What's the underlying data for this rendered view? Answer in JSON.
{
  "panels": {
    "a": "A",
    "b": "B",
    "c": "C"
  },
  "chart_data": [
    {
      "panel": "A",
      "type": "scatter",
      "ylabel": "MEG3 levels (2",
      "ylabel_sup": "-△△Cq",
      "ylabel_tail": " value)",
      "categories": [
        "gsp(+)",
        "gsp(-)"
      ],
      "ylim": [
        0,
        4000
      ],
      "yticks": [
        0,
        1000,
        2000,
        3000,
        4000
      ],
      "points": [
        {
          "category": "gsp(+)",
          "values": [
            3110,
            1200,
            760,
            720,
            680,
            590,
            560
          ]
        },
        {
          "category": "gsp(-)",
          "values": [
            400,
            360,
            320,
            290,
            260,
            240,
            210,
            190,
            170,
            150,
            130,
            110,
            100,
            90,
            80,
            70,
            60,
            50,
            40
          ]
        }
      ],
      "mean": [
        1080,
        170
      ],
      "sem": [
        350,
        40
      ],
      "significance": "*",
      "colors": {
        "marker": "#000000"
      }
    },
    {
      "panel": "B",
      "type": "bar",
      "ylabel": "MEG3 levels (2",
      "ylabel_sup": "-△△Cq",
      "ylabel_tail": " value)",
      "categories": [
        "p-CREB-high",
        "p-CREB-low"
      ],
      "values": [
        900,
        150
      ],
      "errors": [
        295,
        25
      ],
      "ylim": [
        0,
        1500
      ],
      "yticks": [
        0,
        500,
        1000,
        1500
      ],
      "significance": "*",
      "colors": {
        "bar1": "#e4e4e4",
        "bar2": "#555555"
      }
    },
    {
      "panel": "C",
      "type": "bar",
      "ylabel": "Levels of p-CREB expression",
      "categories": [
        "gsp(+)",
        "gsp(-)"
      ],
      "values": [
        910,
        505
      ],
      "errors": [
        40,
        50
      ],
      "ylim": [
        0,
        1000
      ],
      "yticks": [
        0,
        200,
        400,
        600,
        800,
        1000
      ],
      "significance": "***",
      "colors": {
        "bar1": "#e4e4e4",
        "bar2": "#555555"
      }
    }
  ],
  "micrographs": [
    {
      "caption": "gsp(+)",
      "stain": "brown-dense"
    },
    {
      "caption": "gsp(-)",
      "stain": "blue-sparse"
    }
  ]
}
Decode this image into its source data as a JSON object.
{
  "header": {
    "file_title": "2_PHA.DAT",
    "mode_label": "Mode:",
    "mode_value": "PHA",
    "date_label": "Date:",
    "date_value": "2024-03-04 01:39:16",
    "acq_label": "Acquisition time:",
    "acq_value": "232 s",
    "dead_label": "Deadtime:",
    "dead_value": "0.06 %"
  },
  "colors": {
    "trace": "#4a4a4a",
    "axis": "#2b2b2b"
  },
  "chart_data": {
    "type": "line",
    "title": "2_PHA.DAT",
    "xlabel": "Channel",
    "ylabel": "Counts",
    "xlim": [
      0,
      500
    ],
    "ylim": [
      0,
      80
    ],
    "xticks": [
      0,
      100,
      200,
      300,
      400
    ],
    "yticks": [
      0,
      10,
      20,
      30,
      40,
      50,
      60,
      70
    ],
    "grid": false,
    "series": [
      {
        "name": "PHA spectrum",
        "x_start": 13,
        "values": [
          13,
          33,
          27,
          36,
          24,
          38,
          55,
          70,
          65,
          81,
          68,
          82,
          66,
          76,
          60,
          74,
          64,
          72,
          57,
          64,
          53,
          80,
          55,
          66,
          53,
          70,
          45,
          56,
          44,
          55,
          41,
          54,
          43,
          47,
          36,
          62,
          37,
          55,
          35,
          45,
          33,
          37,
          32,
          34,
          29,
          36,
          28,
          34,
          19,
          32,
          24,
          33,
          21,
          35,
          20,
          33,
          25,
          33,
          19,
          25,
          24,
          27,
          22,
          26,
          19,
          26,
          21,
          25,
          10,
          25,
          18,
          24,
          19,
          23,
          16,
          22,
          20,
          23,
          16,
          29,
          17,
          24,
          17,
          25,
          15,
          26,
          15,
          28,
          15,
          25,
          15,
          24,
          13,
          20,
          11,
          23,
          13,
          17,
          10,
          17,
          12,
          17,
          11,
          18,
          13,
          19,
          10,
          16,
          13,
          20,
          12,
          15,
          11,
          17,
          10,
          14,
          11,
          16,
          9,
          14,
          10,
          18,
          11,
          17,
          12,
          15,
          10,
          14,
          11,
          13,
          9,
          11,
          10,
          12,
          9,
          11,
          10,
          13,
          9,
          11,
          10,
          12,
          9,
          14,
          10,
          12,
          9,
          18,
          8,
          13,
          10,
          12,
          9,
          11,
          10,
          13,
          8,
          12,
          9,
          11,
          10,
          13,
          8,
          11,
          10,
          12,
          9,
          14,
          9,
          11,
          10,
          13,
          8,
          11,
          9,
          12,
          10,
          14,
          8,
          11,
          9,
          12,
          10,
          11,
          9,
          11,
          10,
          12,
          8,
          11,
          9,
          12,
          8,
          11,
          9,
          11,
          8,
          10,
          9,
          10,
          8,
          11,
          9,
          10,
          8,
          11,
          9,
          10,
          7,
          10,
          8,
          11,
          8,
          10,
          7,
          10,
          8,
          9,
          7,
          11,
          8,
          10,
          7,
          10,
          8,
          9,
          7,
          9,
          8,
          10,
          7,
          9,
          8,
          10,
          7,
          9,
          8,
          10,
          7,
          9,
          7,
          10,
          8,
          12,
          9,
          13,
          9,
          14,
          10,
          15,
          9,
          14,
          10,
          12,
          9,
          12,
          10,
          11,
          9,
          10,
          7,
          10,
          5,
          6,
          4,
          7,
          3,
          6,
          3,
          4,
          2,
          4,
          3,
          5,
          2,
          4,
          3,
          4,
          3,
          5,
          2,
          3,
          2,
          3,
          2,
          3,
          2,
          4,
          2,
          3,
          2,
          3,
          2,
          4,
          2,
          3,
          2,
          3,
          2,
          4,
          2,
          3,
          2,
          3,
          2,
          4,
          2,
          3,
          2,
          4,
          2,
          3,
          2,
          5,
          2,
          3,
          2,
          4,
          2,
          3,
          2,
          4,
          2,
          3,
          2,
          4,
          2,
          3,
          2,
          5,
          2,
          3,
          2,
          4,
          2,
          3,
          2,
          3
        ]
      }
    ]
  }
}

• EXERCISE PROMPT: Every line that holds the string "CREB" should be returned.

• EXERCISE ANSWER:
        "p-CREB-high",
        "p-CREB-low"
      "ylabel": "Levels of p-CREB expression",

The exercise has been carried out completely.